▸ **EXERCISE TASK**: Filter this material down to the lines that hold "color", copying each one.

▸ **DATA EXTRACT**:
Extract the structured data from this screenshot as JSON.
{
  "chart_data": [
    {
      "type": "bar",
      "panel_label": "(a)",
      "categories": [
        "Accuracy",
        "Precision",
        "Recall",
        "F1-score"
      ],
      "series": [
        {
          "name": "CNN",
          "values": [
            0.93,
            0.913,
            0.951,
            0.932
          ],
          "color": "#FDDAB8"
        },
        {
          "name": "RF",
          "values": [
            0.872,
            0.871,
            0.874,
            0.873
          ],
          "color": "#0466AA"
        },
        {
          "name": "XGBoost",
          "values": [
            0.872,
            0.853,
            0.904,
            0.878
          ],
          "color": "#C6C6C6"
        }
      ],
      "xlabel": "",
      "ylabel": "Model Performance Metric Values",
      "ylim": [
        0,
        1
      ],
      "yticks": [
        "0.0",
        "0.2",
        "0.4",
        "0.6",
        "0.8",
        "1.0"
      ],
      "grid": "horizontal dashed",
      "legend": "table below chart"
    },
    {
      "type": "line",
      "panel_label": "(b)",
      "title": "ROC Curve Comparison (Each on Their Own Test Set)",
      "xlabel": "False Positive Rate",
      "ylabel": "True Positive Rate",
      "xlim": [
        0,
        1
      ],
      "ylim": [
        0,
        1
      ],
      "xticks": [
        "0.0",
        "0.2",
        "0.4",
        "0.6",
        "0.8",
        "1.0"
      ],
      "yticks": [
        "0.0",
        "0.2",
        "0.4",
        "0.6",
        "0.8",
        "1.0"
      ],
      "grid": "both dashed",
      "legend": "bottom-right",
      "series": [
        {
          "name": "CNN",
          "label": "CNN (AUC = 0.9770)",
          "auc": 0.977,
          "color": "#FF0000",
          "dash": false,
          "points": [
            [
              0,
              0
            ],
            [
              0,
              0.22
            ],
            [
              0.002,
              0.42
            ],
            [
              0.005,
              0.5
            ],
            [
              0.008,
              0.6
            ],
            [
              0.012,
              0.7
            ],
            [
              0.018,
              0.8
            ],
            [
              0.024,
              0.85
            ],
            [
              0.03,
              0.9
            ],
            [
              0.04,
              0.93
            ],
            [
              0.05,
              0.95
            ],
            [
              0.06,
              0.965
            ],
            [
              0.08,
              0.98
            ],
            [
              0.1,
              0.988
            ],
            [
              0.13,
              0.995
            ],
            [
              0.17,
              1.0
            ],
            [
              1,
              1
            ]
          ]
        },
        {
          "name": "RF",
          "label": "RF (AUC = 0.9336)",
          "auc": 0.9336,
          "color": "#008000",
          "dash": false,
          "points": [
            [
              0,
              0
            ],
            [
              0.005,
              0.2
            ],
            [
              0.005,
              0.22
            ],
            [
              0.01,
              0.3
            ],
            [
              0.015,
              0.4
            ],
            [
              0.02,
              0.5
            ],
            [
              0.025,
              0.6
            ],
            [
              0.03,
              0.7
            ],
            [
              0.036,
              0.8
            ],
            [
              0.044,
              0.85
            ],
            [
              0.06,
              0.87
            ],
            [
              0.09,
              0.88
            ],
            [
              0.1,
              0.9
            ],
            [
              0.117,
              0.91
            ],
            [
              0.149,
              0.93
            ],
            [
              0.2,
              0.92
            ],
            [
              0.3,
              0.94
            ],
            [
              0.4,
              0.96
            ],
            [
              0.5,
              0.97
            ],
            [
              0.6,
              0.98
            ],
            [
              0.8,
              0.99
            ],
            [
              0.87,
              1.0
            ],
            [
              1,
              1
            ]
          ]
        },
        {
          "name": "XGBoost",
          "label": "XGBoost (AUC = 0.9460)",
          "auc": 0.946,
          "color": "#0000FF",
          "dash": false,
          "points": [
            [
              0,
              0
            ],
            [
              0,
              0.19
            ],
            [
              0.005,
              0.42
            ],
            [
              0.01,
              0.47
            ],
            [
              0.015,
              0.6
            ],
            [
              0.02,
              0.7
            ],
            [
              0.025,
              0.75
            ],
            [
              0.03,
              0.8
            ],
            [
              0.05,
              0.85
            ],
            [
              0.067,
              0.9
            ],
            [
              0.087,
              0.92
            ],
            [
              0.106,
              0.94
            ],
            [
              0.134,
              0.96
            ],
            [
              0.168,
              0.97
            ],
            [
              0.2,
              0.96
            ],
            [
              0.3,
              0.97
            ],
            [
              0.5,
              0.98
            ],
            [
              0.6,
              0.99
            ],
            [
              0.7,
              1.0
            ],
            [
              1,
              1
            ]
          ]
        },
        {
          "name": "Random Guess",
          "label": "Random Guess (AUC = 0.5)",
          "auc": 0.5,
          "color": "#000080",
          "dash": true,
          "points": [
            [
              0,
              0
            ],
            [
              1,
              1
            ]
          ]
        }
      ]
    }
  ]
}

▸ **WRITTEN SOLUTION**:
          "color": "#FDDAB8"
          "color": "#0466AA"
          "color": "#C6C6C6"
          "color": "#FF0000",
          "color": "#008000",
          "color": "#0000FF",
          "color": "#000080",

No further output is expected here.